[Records shown]:
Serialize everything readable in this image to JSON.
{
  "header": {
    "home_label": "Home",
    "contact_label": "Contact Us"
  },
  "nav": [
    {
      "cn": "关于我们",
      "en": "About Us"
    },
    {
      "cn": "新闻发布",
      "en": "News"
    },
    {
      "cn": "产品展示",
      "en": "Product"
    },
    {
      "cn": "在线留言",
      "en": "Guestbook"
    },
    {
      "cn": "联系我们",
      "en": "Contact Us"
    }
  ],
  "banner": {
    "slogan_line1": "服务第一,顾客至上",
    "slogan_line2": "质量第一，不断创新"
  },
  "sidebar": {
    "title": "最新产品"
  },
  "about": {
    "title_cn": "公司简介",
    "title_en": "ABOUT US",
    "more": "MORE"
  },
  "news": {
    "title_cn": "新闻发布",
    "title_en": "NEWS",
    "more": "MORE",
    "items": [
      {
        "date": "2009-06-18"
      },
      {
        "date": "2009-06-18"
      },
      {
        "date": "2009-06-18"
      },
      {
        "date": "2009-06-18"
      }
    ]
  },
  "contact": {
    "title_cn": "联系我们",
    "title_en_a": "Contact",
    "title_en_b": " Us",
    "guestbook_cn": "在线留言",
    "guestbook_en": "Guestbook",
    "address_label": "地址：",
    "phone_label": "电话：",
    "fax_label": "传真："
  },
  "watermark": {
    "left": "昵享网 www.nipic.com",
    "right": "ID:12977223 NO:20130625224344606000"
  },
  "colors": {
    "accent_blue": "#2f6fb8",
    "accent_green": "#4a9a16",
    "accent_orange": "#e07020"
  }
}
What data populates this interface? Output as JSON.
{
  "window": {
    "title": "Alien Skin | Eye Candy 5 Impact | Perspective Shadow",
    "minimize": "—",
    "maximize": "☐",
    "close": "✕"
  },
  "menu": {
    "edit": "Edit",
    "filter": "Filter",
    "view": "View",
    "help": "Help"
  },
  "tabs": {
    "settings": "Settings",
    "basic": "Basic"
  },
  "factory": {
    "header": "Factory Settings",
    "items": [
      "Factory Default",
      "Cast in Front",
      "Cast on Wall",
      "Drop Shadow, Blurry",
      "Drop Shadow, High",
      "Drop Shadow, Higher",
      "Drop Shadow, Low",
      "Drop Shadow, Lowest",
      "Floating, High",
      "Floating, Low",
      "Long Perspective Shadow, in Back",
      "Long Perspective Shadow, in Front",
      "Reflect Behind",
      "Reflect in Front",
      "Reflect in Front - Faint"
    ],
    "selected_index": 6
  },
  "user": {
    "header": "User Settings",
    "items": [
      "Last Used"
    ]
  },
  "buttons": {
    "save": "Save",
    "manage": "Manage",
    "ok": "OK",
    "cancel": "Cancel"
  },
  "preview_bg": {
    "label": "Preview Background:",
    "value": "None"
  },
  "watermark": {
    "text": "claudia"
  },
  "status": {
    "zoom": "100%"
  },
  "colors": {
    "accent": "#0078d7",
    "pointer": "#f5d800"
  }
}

[Short task]:
Search the data for the string "Drop". List each line that has it.

[Result]:
      "Drop Shadow, Blurry",
      "Drop Shadow, High",
      "Drop Shadow, Higher",
      "Drop Shadow, Low",
      "Drop Shadow, Lowest",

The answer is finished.